Data listing:

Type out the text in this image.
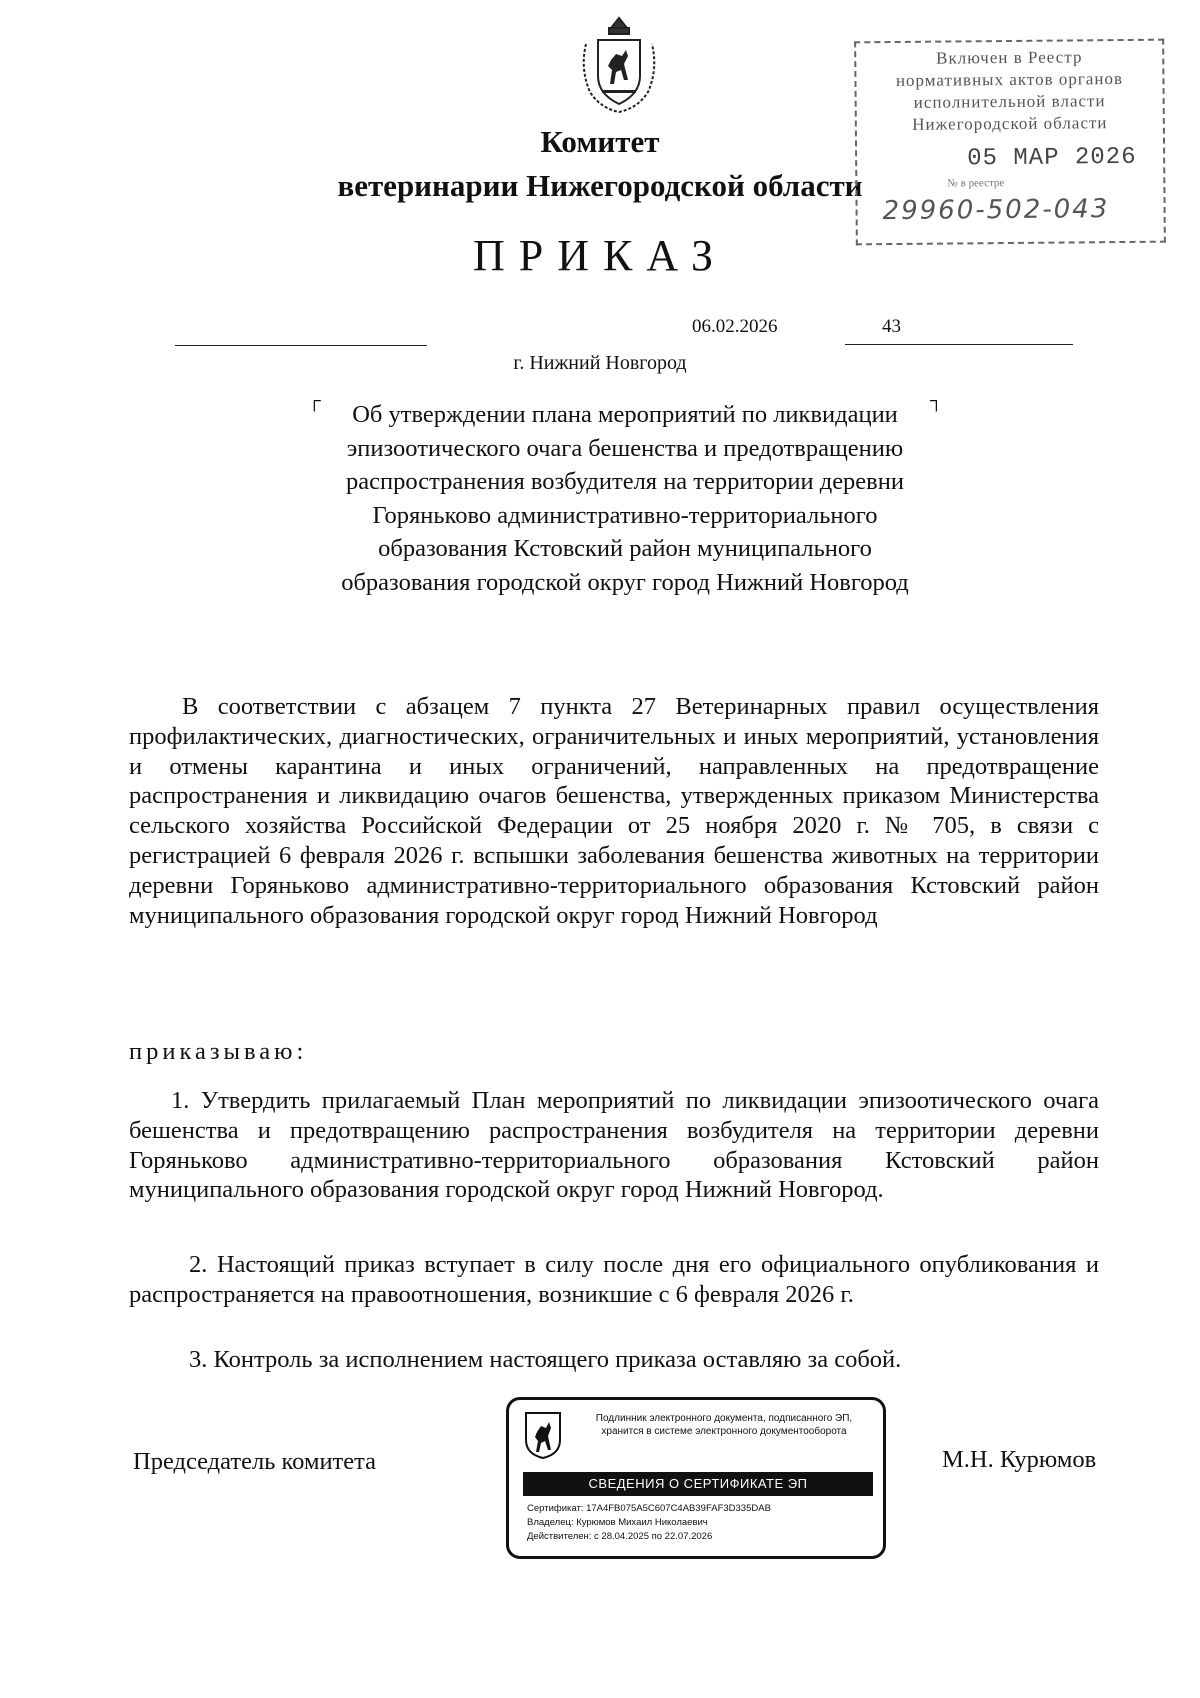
Комитет
ветеринарии Нижегородской области
ПРИКАЗ
Включен в Реестр
нормативных актов органов
исполнительной власти
Нижегородской области
05 МАР 2026
№ в реестре
29960-502-043
06.02.2026	43
г. Нижний Новгород
┌	┐
Об утверждении плана мероприятий по ликвидации эпизоотического очага бешенства и предотвращению распространения возбудителя на территории деревни Горяньково административно-территориального образования Кстовский район муниципального образования городской округ город Нижний Новгород
В соответствии с абзацем 7 пункта 27 Ветеринарных правил осуществления профилактических, диагностических, ограничительных и иных мероприятий, установления и отмены карантина и иных ограничений, направленных на предотвращение распространения и ликвидацию очагов бешенства, утвержденных приказом Министерства сельского хозяйства Российской Федерации от 25 ноября 2020 г. № 705, в связи с регистрацией 6 февраля 2026 г. вспышки заболевания бешенства животных на территории деревни Горяньково административно-территориального образования Кстовский район муниципального образования городской округ город Нижний Новгород
приказываю:
1. Утвердить прилагаемый План мероприятий по ликвидации эпизоотического очага бешенства и предотвращению распространения возбудителя на территории деревни Горяньково административно-территориального образования Кстовский район муниципального образования городской округ город Нижний Новгород.
2. Настоящий приказ вступает в силу после дня его официального опубликования и распространяется на правоотношения, возникшие с 6 февраля 2026 г.
3. Контроль за исполнением настоящего приказа оставляю за собой.
Председатель комитета	М.Н. Курюмов
Подлинник электронного документа, подписанного ЭП,
хранится в системе электронного документооборота
СВЕДЕНИЯ О СЕРТИФИКАТЕ ЭП
Сертификат: 17A4FB075A5C607C4AB39FAF3D335DAB
Владелец: Курюмов Михаил Николаевич
Действителен: с 28.04.2025 по 22.07.2026
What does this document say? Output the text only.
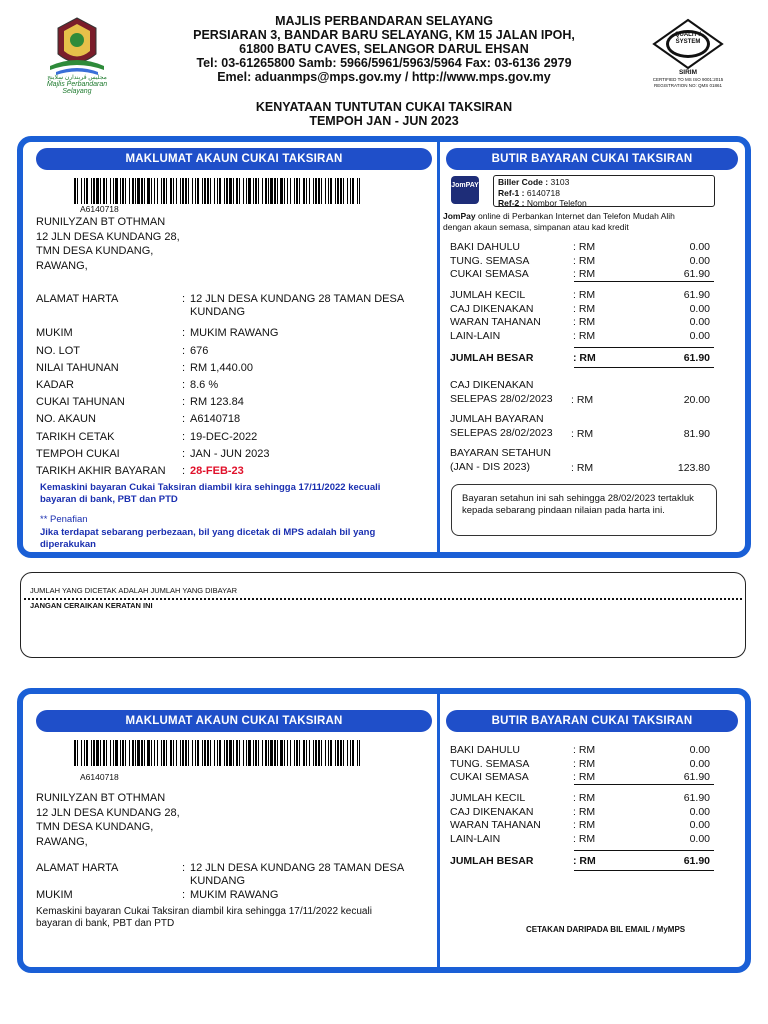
مجليس ڤربندارن سلاينج
Majlis Perbandaran Selayang
MAJLIS PERBANDARAN SELAYANG
PERSIARAN 3, BANDAR BARU SELAYANG, KM 15 JALAN IPOH,
61800 BATU CAVES, SELANGOR DARUL EHSAN
Tel: 03-61265800 Samb: 5966/5961/5963/5964 Fax: 03-6136 2979
Emel: aduanmps@mps.gov.my / http://www.mps.gov.my
QUALITY
SYSTEM
SIRIM
CERTIFIED TO MS ISO 9001:2015
REGISTRATION NO: QMS 01861
KENYATAAN TUNTUTAN CUKAI TAKSIRAN
TEMPOH JAN - JUN 2023
MAKLUMAT AKAUN CUKAI TAKSIRAN	BUTIR BAYARAN CUKAI TAKSIRAN
A6140718
RUNILYZAN BT OTHMAN
12 JLN DESA KUNDANG 28,
TMN DESA KUNDANG,
RAWANG,
ALAMAT HARTA	: 12 JLN DESA KUNDANG 28 TAMAN DESA KUNDANG
MUKIM	: MUKIM RAWANG
NO. LOT	: 676
NILAI TAHUNAN	: RM 1,440.00
KADAR	: 8.6 %
CUKAI TAHUNAN	: RM 123.84
NO. AKAUN	: A6140718
TARIKH CETAK	: 19-DEC-2022
TEMPOH CUKAI	: JAN - JUN 2023
TARIKH AKHIR BAYARAN : 28-FEB-23
Kemaskini bayaran Cukai Taksiran diambil kira sehingga 17/11/2022 kecuali bayaran di bank, PBT dan PTD
** Penafian
Jika terdapat sebarang perbezaan, bil yang dicetak di MPS adalah bil yang diperakukan
JomPAY Biller Code : 3103
Ref-1 : 6140718
Ref-2 : Nombor Telefon
JomPay online di Perbankan Internet dan Telefon Mudah Alih
dengan akaun semasa, simpanan atau kad kredit
BAKI DAHULU	: RM	0.00
TUNG. SEMASA	: RM	0.00
CUKAI SEMASA	: RM	61.90
JUMLAH KECIL	: RM	61.90
CAJ DIKENAKAN	: RM	0.00
WARAN TAHANAN	: RM	0.00
LAIN-LAIN	: RM	0.00
JUMLAH BESAR	: RM	61.90
CAJ DIKENAKAN
SELEPAS 28/02/2023 : RM	20.00
JUMLAH BAYARAN
SELEPAS 28/02/2023 : RM	81.90
BAYARAN SETAHUN
(JAN - DIS 2023)	: RM	123.80
Bayaran setahun ini sah sehingga 28/02/2023 tertakluk kepada sebarang pindaan nilaian pada harta ini.
JUMLAH YANG DICETAK ADALAH JUMLAH YANG DIBAYAR
JANGAN CERAIKAN KERATAN INI
MAKLUMAT AKAUN CUKAI TAKSIRAN	BUTIR BAYARAN CUKAI TAKSIRAN
A6140718
RUNILYZAN BT OTHMAN
12 JLN DESA KUNDANG 28,
TMN DESA KUNDANG,
RAWANG,
ALAMAT HARTA	: 12 JLN DESA KUNDANG 28 TAMAN DESA KUNDANG
MUKIM	: MUKIM RAWANG
Kemaskini bayaran Cukai Taksiran diambil kira sehingga 17/11/2022 kecuali bayaran di bank, PBT dan PTD
BAKI DAHULU	: RM	0.00
TUNG. SEMASA	: RM	0.00
CUKAI SEMASA	: RM	61.90
JUMLAH KECIL	: RM	61.90
CAJ DIKENAKAN	: RM	0.00
WARAN TAHANAN	: RM	0.00
LAIN-LAIN	: RM	0.00
JUMLAH BESAR	: RM	61.90
CETAKAN DARIPADA BIL EMAIL / MyMPS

Request >>
In your copy of the listing above, reproduce each line exactly and omit all pictures.

Reply to the task >>
Type out the text in this image.
Комитет
ветеринарии Нижегородской области
ПРИКАЗ
Включен в Реестр
нормативных актов органов
исполнительной власти
Нижегородской области
05 МАР 2026
№ в реестре
29960-502-043
06.02.2026	43
г. Нижний Новгород
┌	┐
Об утверждении плана мероприятий по ликвидации эпизоотического очага бешенства и предотвращению распространения возбудителя на территории деревни Горяньково административно-территориального образования Кстовский район муниципального образования городской округ город Нижний Новгород
В соответствии с абзацем 7 пункта 27 Ветеринарных правил осуществления профилактических, диагностических, ограничительных и иных мероприятий, установления и отмены карантина и иных ограничений, направленных на предотвращение распространения и ликвидацию очагов бешенства, утвержденных приказом Министерства сельского хозяйства Российской Федерации от 25 ноября 2020 г. № 705, в связи с регистрацией 6 февраля 2026 г. вспышки заболевания бешенства животных на территории деревни Горяньково административно-территориального образования Кстовский район муниципального образования городской округ город Нижний Новгород
приказываю:
1. Утвердить прилагаемый План мероприятий по ликвидации эпизоотического очага бешенства и предотвращению распространения возбудителя на территории деревни Горяньково административно-территориального образования Кстовский район муниципального образования городской округ город Нижний Новгород.
2. Настоящий приказ вступает в силу после дня его официального опубликования и распространяется на правоотношения, возникшие с 6 февраля 2026 г.
3. Контроль за исполнением настоящего приказа оставляю за собой.
Председатель комитета	М.Н. Курюмов
Подлинник электронного документа, подписанного ЭП,
хранится в системе электронного документооборота
СВЕДЕНИЯ О СЕРТИФИКАТЕ ЭП
Сертификат: 17A4FB075A5C607C4AB39FAF3D335DAB
Владелец: Курюмов Михаил Николаевич
Действителен: с 28.04.2025 по 22.07.2026
What does this document say? Output the text only.
مجليس ڤربندارن سلاينج
Majlis Perbandaran Selayang
MAJLIS PERBANDARAN SELAYANG
PERSIARAN 3, BANDAR BARU SELAYANG, KM 15 JALAN IPOH,
61800 BATU CAVES, SELANGOR DARUL EHSAN
Tel: 03-61265800 Samb: 5966/5961/5963/5964 Fax: 03-6136 2979
Emel: aduanmps@mps.gov.my / http://www.mps.gov.my
QUALITY
SYSTEM
SIRIM
CERTIFIED TO MS ISO 9001:2015
REGISTRATION NO: QMS 01861
KENYATAAN TUNTUTAN CUKAI TAKSIRAN
TEMPOH JAN - JUN 2023
MAKLUMAT AKAUN CUKAI TAKSIRAN	BUTIR BAYARAN CUKAI TAKSIRAN
A6140718
RUNILYZAN BT OTHMAN
12 JLN DESA KUNDANG 28,
TMN DESA KUNDANG,
RAWANG,
ALAMAT HARTA	: 12 JLN DESA KUNDANG 28 TAMAN DESA KUNDANG
MUKIM	: MUKIM RAWANG
NO. LOT	: 676
NILAI TAHUNAN	: RM 1,440.00
KADAR	: 8.6 %
CUKAI TAHUNAN	: RM 123.84
NO. AKAUN	: A6140718
TARIKH CETAK	: 19-DEC-2022
TEMPOH CUKAI	: JAN - JUN 2023
TARIKH AKHIR BAYARAN : 28-FEB-23
Kemaskini bayaran Cukai Taksiran diambil kira sehingga 17/11/2022 kecuali bayaran di bank, PBT dan PTD
** Penafian
Jika terdapat sebarang perbezaan, bil yang dicetak di MPS adalah bil yang diperakukan
JomPAY Biller Code : 3103
Ref-1 : 6140718
Ref-2 : Nombor Telefon
JomPay online di Perbankan Internet dan Telefon Mudah Alih
dengan akaun semasa, simpanan atau kad kredit
BAKI DAHULU	: RM	0.00
TUNG. SEMASA	: RM	0.00
CUKAI SEMASA	: RM	61.90
JUMLAH KECIL	: RM	61.90
CAJ DIKENAKAN	: RM	0.00
WARAN TAHANAN	: RM	0.00
LAIN-LAIN	: RM	0.00
JUMLAH BESAR	: RM	61.90
CAJ DIKENAKAN
SELEPAS 28/02/2023 : RM	20.00
JUMLAH BAYARAN
SELEPAS 28/02/2023 : RM	81.90
BAYARAN SETAHUN
(JAN - DIS 2023)	: RM	123.80
Bayaran setahun ini sah sehingga 28/02/2023 tertakluk kepada sebarang pindaan nilaian pada harta ini.
JUMLAH YANG DICETAK ADALAH JUMLAH YANG DIBAYAR
JANGAN CERAIKAN KERATAN INI
MAKLUMAT AKAUN CUKAI TAKSIRAN	BUTIR BAYARAN CUKAI TAKSIRAN
A6140718
RUNILYZAN BT OTHMAN
12 JLN DESA KUNDANG 28,
TMN DESA KUNDANG,
RAWANG,
ALAMAT HARTA	: 12 JLN DESA KUNDANG 28 TAMAN DESA KUNDANG
MUKIM	: MUKIM RAWANG
Kemaskini bayaran Cukai Taksiran diambil kira sehingga 17/11/2022 kecuali bayaran di bank, PBT dan PTD
BAKI DAHULU	: RM	0.00
TUNG. SEMASA	: RM	0.00
CUKAI SEMASA	: RM	61.90
JUMLAH KECIL	: RM	61.90
CAJ DIKENAKAN	: RM	0.00
WARAN TAHANAN	: RM	0.00
LAIN-LAIN	: RM	0.00
JUMLAH BESAR	: RM	61.90
CETAKAN DARIPADA BIL EMAIL / MyMPS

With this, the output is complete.